What is expected ▸ Show every line of the records below that contains the word "Sufficient".

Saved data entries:
_ _ _

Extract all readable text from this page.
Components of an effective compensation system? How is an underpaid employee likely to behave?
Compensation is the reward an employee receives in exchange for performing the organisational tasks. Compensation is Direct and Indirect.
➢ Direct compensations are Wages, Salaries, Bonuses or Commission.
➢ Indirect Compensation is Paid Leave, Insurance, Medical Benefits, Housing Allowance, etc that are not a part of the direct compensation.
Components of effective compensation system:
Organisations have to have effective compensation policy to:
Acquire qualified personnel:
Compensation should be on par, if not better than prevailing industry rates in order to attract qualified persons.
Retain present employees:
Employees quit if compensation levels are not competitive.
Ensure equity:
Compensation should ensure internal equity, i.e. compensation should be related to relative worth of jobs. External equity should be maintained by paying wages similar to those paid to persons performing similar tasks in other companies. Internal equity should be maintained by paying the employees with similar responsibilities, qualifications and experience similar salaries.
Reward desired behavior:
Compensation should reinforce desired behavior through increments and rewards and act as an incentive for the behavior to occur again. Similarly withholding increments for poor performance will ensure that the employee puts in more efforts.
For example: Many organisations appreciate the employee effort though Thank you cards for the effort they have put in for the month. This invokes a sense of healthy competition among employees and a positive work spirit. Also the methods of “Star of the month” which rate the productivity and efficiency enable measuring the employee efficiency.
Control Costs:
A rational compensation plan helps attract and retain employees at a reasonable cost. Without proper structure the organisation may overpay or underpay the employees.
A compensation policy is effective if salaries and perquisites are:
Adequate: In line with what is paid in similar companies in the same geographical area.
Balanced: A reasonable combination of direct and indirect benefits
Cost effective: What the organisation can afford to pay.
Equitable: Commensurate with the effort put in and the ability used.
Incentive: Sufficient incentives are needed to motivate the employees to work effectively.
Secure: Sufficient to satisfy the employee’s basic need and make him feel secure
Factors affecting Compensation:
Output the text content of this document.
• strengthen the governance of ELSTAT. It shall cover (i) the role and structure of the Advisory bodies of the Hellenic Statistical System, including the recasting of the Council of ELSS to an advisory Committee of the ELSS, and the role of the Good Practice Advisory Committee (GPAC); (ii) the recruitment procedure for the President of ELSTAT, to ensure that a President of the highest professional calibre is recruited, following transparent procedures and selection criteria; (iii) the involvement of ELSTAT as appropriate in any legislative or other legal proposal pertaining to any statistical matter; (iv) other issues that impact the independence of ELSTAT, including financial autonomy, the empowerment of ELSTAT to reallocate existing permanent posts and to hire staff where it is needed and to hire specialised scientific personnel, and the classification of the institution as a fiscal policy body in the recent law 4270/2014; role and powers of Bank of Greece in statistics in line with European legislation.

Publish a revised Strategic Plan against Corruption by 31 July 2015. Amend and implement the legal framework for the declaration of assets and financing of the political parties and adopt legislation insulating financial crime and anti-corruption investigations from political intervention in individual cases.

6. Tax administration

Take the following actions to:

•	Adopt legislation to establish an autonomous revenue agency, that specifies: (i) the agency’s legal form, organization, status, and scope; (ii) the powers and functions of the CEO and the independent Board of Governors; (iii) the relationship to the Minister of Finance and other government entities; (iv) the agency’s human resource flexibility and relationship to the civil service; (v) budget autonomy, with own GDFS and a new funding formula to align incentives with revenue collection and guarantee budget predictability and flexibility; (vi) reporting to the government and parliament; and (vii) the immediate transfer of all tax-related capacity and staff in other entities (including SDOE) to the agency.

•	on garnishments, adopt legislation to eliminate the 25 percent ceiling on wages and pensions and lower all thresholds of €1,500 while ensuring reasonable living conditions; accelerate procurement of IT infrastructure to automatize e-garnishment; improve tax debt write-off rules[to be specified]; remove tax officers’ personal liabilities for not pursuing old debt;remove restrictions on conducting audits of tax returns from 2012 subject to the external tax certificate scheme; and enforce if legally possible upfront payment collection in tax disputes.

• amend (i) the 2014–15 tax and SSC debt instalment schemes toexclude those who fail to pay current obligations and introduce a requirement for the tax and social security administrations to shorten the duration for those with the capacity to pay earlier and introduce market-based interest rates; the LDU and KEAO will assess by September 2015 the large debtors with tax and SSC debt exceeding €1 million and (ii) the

_ _ _

Output of the task ▸
Incentive: Sufficient incentives are needed to motivate the employees to work effectively.
Secure: Sufficient to satisfy the employee’s basic need and make him feel secure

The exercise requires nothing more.